● EXERCISE PROMPT
Look through the data for the string "from". Copy every line where it is found.

>> start DATA SHOWN

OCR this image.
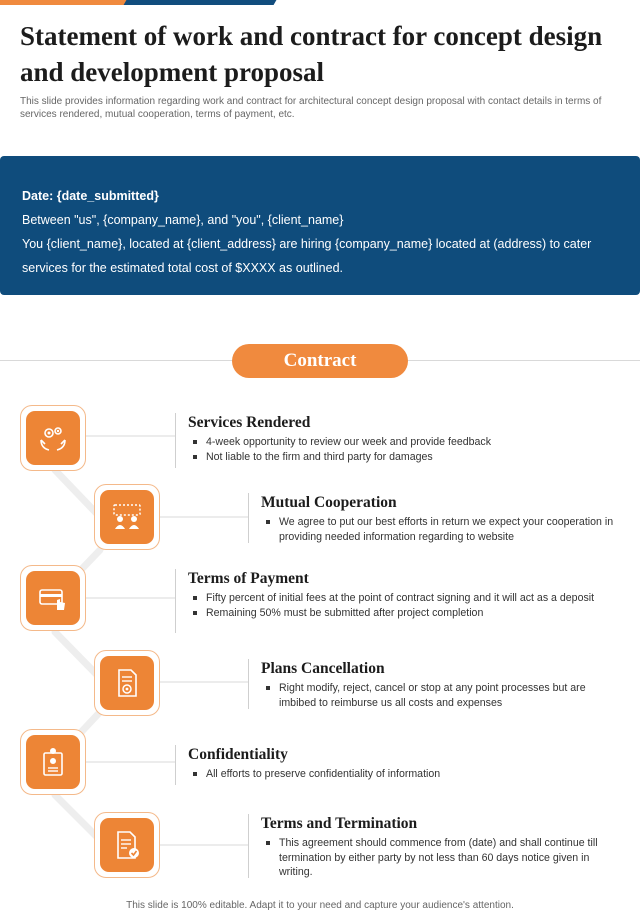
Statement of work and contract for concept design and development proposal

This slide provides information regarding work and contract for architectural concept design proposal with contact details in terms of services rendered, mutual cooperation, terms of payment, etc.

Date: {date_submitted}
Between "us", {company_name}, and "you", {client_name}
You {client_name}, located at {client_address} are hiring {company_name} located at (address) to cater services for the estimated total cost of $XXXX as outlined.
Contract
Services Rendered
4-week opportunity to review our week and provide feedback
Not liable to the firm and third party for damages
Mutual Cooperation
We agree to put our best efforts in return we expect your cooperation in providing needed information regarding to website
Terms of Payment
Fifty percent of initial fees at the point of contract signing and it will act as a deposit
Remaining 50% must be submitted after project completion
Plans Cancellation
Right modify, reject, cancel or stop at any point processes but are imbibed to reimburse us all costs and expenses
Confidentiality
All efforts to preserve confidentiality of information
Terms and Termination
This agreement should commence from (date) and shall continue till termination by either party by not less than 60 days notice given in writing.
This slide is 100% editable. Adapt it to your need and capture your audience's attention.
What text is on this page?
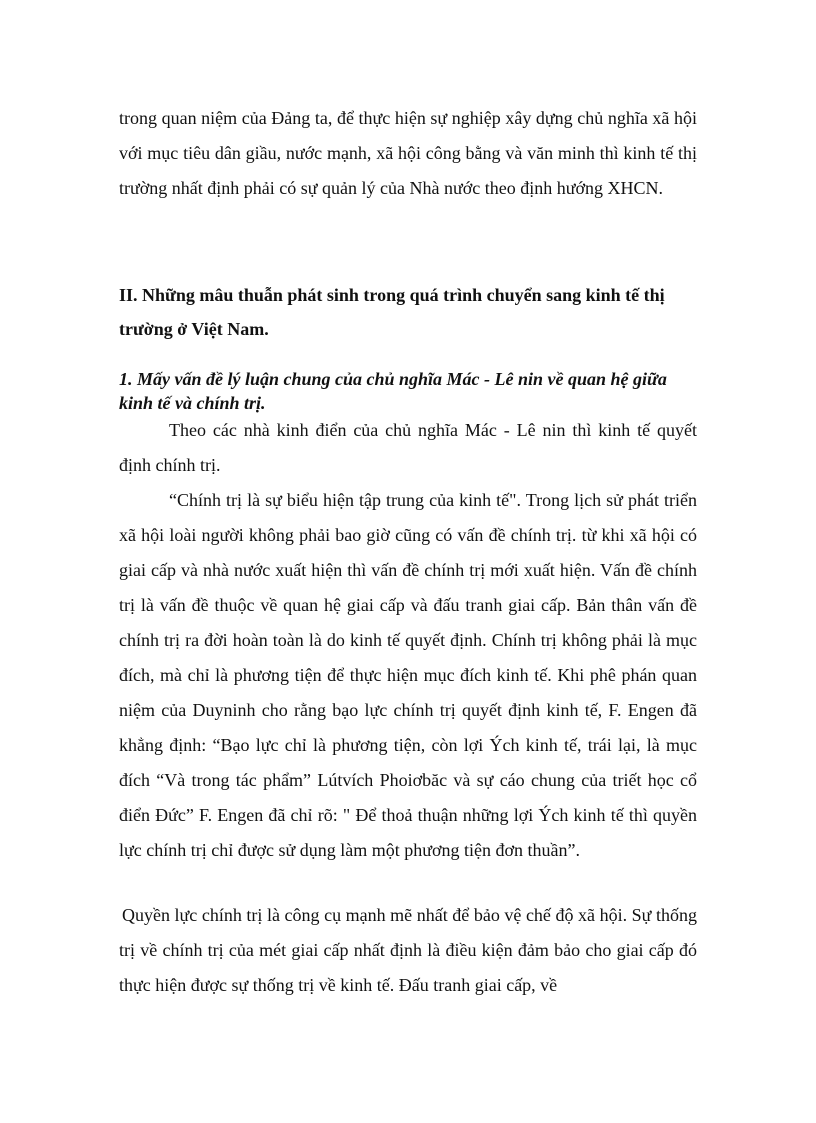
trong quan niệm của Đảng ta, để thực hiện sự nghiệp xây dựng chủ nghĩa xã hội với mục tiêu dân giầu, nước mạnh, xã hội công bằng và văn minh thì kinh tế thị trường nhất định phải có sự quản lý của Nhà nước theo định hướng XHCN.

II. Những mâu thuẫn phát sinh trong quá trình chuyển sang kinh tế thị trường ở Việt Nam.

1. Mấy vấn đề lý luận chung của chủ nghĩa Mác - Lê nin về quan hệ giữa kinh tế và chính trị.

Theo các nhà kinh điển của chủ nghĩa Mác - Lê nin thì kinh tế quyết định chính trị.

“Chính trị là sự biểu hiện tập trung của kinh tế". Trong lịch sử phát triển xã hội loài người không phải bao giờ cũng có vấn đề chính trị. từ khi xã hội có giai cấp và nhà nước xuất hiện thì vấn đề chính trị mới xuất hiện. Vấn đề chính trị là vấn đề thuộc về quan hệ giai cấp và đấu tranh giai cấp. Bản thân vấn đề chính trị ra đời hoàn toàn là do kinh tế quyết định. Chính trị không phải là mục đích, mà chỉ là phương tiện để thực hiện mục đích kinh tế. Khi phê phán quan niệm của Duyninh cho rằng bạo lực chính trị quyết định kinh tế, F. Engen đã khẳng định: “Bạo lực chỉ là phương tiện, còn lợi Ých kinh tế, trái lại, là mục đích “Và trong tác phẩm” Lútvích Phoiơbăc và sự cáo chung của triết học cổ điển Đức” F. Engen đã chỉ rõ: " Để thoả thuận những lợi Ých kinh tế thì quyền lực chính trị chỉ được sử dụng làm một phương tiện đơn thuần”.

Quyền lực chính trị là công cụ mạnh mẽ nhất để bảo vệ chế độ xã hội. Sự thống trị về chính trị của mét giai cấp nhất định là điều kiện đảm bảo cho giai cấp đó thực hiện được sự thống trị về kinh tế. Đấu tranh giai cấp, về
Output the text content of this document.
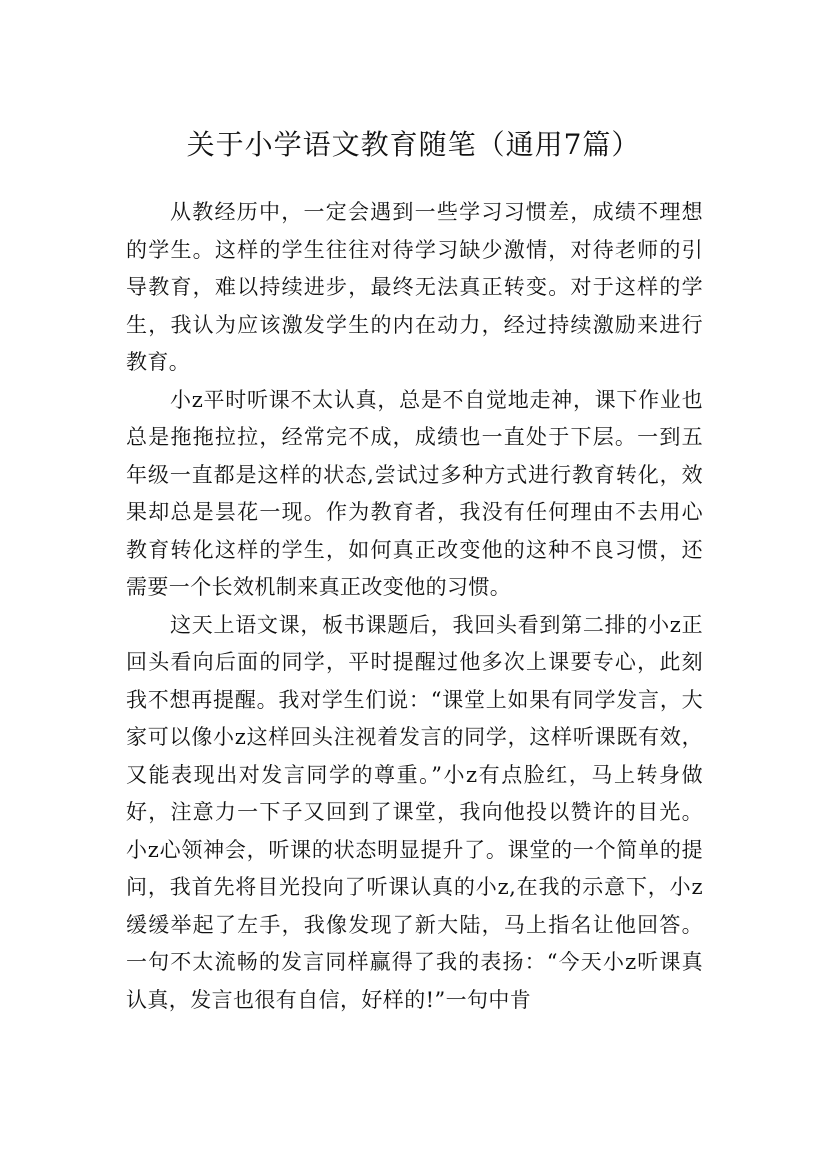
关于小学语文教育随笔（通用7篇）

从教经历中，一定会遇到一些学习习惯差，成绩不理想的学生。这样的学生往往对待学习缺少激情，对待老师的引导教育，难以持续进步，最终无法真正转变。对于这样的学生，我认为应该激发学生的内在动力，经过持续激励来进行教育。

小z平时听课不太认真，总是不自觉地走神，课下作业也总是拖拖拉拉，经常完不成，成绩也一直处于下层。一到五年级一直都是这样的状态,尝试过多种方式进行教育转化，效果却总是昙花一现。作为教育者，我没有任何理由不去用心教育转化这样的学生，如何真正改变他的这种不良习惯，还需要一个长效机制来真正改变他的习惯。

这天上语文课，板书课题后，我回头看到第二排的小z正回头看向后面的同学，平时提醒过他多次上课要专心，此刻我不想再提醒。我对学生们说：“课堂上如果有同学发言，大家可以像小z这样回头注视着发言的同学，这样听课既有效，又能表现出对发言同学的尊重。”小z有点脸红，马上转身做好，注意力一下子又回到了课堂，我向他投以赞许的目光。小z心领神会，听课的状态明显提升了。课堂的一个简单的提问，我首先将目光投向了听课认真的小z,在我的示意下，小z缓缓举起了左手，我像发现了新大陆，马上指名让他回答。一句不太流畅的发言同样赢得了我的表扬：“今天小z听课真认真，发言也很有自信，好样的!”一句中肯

>> end DATA SHOWN
>> start DATA SHOWN

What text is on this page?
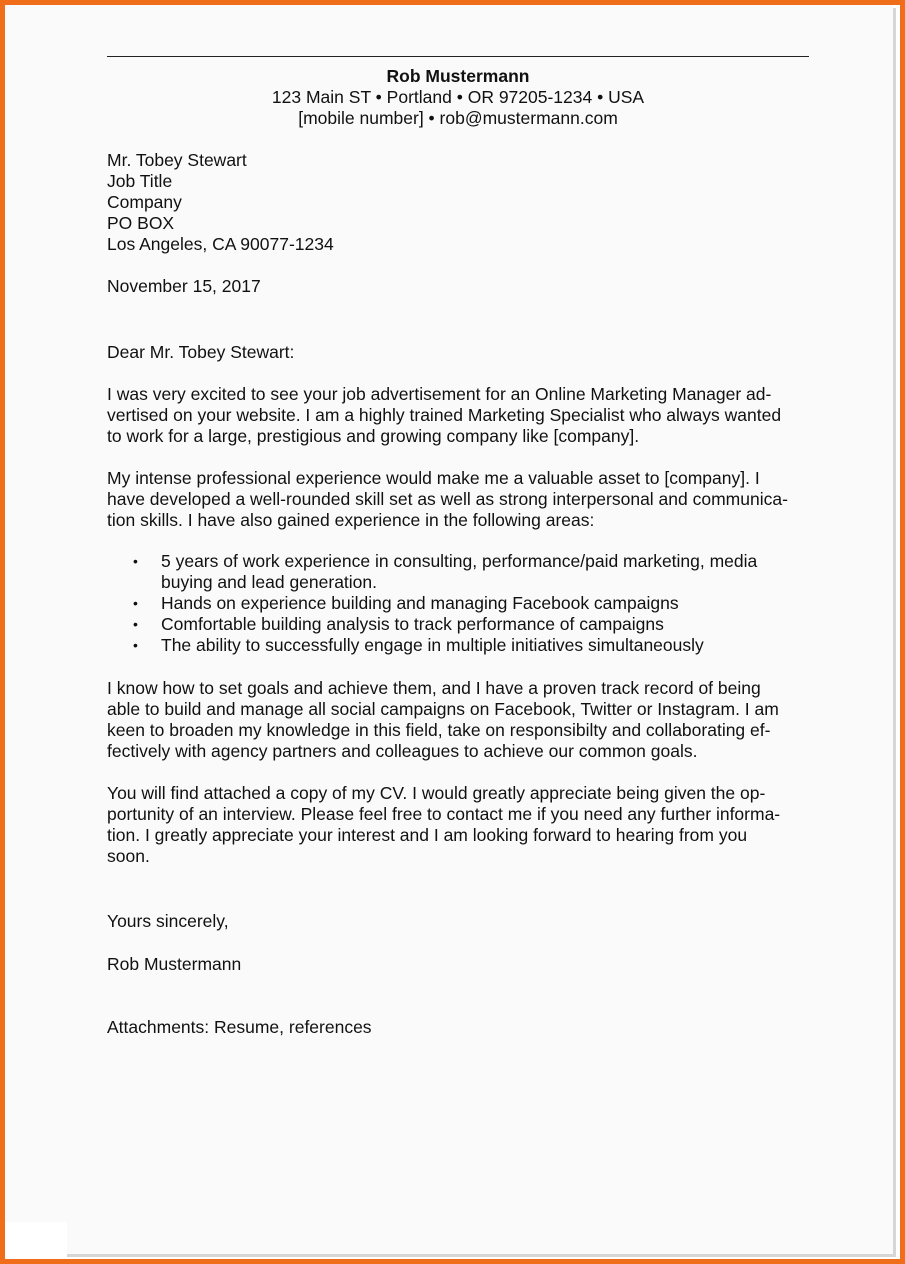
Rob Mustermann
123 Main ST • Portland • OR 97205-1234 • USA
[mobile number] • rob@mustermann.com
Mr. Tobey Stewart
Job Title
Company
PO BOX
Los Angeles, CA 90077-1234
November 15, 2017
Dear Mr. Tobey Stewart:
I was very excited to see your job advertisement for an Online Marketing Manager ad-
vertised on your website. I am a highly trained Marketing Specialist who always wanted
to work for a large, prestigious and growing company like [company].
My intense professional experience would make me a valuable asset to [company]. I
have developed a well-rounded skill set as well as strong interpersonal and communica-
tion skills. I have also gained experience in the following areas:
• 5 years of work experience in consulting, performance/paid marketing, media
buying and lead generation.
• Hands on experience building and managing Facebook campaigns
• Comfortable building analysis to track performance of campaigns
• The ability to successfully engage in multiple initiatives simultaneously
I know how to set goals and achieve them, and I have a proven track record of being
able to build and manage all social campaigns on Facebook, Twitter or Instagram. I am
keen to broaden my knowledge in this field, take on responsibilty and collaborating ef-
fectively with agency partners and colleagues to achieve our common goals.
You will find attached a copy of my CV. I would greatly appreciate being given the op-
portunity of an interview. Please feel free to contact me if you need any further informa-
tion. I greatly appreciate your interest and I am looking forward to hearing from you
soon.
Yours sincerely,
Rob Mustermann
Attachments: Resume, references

>> end DATA SHOWN

● RESPONSE FOR THIS EXERCISE
This agreement should commence from (date) and shall continue till termination by either party by not less than 60 days notice given in writing.
tion. I greatly appreciate your interest and I am looking forward to hearing from you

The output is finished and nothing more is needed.